▶ _Records to process_:
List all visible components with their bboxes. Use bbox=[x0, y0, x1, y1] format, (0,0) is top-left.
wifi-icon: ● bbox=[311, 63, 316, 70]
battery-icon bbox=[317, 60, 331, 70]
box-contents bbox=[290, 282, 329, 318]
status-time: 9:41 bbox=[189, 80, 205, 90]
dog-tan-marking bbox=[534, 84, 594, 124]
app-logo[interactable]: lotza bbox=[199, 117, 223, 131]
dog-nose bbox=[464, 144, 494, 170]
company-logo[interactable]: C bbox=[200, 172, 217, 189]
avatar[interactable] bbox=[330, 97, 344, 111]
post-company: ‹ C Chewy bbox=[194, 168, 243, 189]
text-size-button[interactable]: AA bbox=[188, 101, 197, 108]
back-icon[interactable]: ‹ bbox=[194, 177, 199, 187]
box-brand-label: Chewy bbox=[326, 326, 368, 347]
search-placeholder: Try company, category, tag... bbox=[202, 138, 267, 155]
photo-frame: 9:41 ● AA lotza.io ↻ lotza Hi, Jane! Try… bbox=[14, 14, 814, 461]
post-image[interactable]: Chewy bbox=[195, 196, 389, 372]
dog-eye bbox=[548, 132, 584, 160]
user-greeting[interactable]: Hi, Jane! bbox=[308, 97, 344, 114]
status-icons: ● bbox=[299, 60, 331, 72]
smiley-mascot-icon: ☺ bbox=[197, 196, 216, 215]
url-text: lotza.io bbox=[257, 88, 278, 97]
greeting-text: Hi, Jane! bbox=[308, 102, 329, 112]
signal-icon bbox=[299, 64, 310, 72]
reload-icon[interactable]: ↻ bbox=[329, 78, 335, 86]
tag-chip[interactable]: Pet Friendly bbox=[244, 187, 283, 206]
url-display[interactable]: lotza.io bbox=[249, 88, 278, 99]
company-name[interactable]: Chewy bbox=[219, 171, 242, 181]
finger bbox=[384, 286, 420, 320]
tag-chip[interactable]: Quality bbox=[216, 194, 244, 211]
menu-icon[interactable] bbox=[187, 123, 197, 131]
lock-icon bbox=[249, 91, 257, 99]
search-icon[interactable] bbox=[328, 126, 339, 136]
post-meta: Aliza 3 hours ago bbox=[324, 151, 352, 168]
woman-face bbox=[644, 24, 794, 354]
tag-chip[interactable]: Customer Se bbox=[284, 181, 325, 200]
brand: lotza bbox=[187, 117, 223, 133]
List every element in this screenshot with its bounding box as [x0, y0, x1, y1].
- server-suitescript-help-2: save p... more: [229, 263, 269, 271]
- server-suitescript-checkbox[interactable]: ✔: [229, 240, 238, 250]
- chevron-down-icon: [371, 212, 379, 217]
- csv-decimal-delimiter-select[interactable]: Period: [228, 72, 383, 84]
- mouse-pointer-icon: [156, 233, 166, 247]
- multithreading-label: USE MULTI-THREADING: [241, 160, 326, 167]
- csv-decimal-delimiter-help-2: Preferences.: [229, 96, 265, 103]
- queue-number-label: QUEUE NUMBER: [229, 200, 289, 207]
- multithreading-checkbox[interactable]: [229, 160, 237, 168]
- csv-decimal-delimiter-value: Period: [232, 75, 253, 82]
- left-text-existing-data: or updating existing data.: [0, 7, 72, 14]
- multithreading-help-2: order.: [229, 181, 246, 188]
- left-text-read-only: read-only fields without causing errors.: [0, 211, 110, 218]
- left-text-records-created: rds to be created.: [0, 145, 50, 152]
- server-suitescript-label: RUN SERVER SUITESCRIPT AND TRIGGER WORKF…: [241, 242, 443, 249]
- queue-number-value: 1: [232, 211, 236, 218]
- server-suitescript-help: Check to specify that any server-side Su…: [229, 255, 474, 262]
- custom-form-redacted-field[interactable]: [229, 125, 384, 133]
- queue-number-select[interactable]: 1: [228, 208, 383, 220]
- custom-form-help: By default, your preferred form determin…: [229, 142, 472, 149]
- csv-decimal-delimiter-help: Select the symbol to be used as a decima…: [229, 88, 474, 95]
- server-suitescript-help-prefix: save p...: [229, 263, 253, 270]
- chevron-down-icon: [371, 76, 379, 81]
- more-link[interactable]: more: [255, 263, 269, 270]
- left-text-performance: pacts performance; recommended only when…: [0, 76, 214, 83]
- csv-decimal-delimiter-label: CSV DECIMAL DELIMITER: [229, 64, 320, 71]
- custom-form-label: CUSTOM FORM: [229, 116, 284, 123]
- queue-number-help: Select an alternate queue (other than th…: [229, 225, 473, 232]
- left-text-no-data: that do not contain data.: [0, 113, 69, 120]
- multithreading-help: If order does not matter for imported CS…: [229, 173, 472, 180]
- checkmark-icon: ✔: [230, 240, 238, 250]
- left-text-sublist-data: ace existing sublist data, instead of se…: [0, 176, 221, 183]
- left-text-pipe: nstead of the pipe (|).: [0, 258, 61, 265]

▶ _Exercise details_: Could you output all of the data above again, line by line and unchanged?

▶ _Output for this task_:
List all visible components with their bboxes. Use bbox=[x0, y0, x1, y1] format, (0,0) is top-left.
wifi-icon: ● bbox=[311, 63, 316, 70]
battery-icon bbox=[317, 60, 331, 70]
box-contents bbox=[290, 282, 329, 318]
status-time: 9:41 bbox=[189, 80, 205, 90]
dog-tan-marking bbox=[534, 84, 594, 124]
app-logo[interactable]: lotza bbox=[199, 117, 223, 131]
dog-nose bbox=[464, 144, 494, 170]
company-logo[interactable]: C bbox=[200, 172, 217, 189]
avatar[interactable] bbox=[330, 97, 344, 111]
post-company: ‹ C Chewy bbox=[194, 168, 243, 189]
text-size-button[interactable]: AA bbox=[188, 101, 197, 108]
back-icon[interactable]: ‹ bbox=[194, 177, 199, 187]
box-brand-label: Chewy bbox=[326, 326, 368, 347]
search-placeholder: Try company, category, tag... bbox=[202, 138, 267, 155]
photo-frame: 9:41 ● AA lotza.io ↻ lotza Hi, Jane! Try… bbox=[14, 14, 814, 461]
post-image[interactable]: Chewy bbox=[195, 196, 389, 372]
dog-eye bbox=[548, 132, 584, 160]
user-greeting[interactable]: Hi, Jane! bbox=[308, 97, 344, 114]
status-icons: ● bbox=[299, 60, 331, 72]
smiley-mascot-icon: ☺ bbox=[197, 196, 216, 215]
url-text: lotza.io bbox=[257, 88, 278, 97]
greeting-text: Hi, Jane! bbox=[308, 102, 329, 112]
signal-icon bbox=[299, 64, 310, 72]
reload-icon[interactable]: ↻ bbox=[329, 78, 335, 86]
tag-chip[interactable]: Pet Friendly bbox=[244, 187, 283, 206]
url-display[interactable]: lotza.io bbox=[249, 88, 278, 99]
company-name[interactable]: Chewy bbox=[219, 171, 242, 181]
finger bbox=[384, 286, 420, 320]
tag-chip[interactable]: Quality bbox=[216, 194, 244, 211]
menu-icon[interactable] bbox=[187, 123, 197, 131]
lock-icon bbox=[249, 91, 257, 99]
search-icon[interactable] bbox=[328, 126, 339, 136]
post-meta: Aliza 3 hours ago bbox=[324, 151, 352, 168]
woman-face bbox=[644, 24, 794, 354]
tag-chip[interactable]: Customer Se bbox=[284, 181, 325, 200]
brand: lotza bbox=[187, 117, 223, 133]
List every element in this screenshot with its bounding box as [x0, y0, x1, y1].
- server-suitescript-help-2: save p... more: [229, 263, 269, 271]
- server-suitescript-checkbox[interactable]: ✔: [229, 240, 238, 250]
- chevron-down-icon: [371, 212, 379, 217]
- csv-decimal-delimiter-select[interactable]: Period: [228, 72, 383, 84]
- mouse-pointer-icon: [156, 233, 166, 247]
- multithreading-label: USE MULTI-THREADING: [241, 160, 326, 167]
- csv-decimal-delimiter-help-2: Preferences.: [229, 96, 265, 103]
- queue-number-label: QUEUE NUMBER: [229, 200, 289, 207]
- multithreading-checkbox[interactable]: [229, 160, 237, 168]
- csv-decimal-delimiter-value: Period: [232, 75, 253, 82]
- left-text-existing-data: or updating existing data.: [0, 7, 72, 14]
- multithreading-help-2: order.: [229, 181, 246, 188]
- left-text-read-only: read-only fields without causing errors.: [0, 211, 110, 218]
- left-text-records-created: rds to be created.: [0, 145, 50, 152]
- server-suitescript-label: RUN SERVER SUITESCRIPT AND TRIGGER WORKF…: [241, 242, 443, 249]
- queue-number-value: 1: [232, 211, 236, 218]
- server-suitescript-help: Check to specify that any server-side Su…: [229, 255, 474, 262]
- custom-form-redacted-field[interactable]: [229, 125, 384, 133]
- queue-number-select[interactable]: 1: [228, 208, 383, 220]
- custom-form-help: By default, your preferred form determin…: [229, 142, 472, 149]
- csv-decimal-delimiter-help: Select the symbol to be used as a decima…: [229, 88, 474, 95]
- server-suitescript-help-prefix: save p...: [229, 263, 253, 270]
- chevron-down-icon: [371, 76, 379, 81]
- more-link[interactable]: more: [255, 263, 269, 270]
- left-text-performance: pacts performance; recommended only when…: [0, 76, 214, 83]
- csv-decimal-delimiter-label: CSV DECIMAL DELIMITER: [229, 64, 320, 71]
- custom-form-label: CUSTOM FORM: [229, 116, 284, 123]
- queue-number-help: Select an alternate queue (other than th…: [229, 225, 473, 232]
- left-text-no-data: that do not contain data.: [0, 113, 69, 120]
- multithreading-help: If order does not matter for imported CS…: [229, 173, 472, 180]
- checkmark-icon: ✔: [230, 240, 238, 250]
- left-text-sublist-data: ace existing sublist data, instead of se…: [0, 176, 221, 183]
- left-text-pipe: nstead of the pipe (|).: [0, 258, 61, 265]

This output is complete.